- **What needs to be done**
Gather every line holding the string "text".

(Saved data entries)

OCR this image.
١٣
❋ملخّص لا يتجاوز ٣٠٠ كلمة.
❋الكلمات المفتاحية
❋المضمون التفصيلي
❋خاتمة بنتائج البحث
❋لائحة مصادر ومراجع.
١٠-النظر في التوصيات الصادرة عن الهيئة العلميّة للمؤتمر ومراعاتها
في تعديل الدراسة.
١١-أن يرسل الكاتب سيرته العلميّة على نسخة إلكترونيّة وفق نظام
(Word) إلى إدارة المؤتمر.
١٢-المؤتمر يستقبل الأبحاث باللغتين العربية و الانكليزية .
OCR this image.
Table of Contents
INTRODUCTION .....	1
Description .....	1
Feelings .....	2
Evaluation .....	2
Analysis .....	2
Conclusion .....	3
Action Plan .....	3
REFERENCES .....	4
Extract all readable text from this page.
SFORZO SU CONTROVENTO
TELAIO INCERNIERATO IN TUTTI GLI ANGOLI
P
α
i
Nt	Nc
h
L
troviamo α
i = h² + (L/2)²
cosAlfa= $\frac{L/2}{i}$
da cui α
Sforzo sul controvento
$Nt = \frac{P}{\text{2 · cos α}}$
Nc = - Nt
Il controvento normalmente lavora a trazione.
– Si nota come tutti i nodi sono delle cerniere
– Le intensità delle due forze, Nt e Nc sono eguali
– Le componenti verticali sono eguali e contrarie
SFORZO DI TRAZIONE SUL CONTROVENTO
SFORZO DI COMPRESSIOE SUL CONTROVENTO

- **Solution to the exercise**
Extract all readable text from this page.
$Nt = \frac{P}{\text{2 · cos α}}$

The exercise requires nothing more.